[ROWS]:
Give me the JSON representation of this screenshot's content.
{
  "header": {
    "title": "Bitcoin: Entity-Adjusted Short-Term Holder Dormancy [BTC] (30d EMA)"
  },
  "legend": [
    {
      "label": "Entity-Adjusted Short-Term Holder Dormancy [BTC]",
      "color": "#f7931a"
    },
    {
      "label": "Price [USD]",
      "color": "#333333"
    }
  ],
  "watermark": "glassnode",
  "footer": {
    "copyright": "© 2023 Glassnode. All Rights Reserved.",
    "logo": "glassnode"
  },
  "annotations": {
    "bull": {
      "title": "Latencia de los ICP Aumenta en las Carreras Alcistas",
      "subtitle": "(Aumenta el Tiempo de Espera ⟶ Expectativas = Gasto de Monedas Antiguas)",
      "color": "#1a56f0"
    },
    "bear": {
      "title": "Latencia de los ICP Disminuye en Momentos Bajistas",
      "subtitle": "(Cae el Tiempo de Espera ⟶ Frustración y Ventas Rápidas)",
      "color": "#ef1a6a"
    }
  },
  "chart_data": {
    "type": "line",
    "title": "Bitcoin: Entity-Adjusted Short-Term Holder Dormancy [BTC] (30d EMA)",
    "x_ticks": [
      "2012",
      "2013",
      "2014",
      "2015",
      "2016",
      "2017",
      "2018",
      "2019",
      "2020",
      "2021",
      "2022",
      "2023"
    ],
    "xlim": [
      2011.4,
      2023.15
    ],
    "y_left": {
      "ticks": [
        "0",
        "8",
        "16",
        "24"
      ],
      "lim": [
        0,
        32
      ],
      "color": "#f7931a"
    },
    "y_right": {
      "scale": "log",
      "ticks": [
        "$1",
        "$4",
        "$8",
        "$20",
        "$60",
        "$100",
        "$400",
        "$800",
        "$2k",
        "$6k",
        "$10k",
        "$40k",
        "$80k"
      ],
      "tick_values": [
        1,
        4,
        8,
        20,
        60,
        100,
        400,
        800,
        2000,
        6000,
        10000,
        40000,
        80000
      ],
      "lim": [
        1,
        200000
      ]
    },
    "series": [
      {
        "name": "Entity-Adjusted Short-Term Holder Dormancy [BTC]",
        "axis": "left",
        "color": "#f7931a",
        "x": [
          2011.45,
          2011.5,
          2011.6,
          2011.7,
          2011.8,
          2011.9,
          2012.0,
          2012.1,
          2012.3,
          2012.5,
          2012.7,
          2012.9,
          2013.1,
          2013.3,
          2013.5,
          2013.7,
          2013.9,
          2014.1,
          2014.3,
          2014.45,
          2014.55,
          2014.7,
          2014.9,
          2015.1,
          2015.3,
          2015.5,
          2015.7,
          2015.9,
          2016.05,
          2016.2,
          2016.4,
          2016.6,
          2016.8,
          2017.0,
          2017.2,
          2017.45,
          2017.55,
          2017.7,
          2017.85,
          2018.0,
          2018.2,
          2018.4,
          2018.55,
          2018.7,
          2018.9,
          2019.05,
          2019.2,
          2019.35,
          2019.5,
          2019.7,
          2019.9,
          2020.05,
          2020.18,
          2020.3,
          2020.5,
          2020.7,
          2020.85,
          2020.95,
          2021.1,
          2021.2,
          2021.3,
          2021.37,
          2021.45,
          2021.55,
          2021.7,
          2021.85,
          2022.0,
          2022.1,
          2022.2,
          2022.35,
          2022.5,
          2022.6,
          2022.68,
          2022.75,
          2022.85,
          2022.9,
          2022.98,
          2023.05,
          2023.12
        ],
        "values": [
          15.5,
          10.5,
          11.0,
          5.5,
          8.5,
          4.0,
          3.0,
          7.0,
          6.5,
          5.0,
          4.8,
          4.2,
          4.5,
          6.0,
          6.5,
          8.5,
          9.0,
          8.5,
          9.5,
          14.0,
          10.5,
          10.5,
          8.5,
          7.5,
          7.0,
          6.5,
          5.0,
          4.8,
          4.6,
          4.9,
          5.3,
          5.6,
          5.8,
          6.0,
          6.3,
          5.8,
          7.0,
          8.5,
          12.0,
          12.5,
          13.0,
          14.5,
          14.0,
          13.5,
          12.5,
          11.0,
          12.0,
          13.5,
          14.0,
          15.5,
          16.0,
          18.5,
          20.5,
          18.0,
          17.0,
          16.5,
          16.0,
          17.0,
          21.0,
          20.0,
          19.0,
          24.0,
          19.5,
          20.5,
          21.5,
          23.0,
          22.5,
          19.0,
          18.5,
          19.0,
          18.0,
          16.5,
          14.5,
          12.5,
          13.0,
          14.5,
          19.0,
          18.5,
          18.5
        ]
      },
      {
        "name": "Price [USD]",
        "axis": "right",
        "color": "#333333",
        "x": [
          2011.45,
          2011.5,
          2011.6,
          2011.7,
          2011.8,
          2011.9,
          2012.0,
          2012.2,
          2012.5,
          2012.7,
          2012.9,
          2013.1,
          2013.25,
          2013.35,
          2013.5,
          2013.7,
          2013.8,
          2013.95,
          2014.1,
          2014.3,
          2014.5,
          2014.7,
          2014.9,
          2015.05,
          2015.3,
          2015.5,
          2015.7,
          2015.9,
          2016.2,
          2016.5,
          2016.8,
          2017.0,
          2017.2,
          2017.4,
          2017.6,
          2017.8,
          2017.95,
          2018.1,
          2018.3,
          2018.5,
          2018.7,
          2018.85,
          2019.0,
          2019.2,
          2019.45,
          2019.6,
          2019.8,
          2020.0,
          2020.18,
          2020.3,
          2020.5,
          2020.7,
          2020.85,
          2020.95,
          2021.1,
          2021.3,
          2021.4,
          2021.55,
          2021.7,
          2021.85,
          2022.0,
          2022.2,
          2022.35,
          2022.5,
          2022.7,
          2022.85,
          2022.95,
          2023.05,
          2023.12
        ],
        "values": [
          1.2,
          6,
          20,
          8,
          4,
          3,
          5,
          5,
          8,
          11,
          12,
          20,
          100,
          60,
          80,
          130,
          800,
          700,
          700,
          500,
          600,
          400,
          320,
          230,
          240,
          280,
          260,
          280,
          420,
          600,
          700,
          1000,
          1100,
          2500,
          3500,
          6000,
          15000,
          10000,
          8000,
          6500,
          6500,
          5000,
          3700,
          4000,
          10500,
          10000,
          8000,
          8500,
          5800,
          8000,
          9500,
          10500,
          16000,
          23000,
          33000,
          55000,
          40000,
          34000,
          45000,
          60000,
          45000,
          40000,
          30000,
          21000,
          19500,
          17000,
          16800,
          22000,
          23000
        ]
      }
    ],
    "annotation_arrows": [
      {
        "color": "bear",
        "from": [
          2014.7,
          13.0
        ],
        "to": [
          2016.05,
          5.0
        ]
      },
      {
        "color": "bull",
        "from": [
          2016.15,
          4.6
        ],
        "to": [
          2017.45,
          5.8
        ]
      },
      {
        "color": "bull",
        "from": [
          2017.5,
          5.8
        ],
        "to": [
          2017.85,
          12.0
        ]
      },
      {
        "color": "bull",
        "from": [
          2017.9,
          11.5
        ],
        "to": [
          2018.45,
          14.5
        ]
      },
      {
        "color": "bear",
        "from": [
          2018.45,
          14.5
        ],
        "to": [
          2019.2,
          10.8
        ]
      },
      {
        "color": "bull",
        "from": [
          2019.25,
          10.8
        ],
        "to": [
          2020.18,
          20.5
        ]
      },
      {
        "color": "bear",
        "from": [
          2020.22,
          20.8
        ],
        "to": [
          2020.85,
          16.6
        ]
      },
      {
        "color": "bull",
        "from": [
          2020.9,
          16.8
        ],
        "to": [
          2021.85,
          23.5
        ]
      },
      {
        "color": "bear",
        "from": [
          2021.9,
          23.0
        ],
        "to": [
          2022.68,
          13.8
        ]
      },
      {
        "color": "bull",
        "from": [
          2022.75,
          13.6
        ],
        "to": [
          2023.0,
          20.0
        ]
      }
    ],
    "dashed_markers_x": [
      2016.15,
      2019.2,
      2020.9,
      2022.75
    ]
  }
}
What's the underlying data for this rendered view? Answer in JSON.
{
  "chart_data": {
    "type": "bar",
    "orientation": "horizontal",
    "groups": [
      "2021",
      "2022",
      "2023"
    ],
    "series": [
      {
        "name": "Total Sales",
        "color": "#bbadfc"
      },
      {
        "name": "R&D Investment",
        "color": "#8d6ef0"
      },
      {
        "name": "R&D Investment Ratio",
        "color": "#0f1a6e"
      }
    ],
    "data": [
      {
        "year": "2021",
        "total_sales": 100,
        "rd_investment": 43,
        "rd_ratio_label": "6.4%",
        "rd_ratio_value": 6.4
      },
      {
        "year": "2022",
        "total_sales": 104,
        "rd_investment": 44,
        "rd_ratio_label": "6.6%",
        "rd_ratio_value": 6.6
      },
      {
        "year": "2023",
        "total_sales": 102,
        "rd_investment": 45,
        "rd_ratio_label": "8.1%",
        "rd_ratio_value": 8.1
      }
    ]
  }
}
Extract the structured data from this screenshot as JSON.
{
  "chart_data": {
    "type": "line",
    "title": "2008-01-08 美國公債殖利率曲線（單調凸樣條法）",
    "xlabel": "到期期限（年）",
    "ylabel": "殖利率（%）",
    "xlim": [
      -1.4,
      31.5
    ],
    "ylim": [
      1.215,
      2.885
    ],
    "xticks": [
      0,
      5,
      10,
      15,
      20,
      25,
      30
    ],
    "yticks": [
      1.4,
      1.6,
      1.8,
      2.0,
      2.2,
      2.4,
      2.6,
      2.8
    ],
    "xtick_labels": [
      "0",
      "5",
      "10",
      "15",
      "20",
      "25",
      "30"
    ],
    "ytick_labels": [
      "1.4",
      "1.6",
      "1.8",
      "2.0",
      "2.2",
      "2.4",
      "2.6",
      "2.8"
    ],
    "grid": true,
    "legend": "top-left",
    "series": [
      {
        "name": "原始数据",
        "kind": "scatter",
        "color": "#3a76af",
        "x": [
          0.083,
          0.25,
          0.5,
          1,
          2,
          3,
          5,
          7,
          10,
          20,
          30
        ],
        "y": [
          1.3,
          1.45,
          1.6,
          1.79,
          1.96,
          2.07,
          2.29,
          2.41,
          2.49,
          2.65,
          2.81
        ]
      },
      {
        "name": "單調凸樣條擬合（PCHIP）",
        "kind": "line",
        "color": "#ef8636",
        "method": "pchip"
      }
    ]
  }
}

[DESCRIPTION OF THE TASK]: Return only the number of lines in the entries that contain the string "this".

[WRITTEN ANSWER]: 3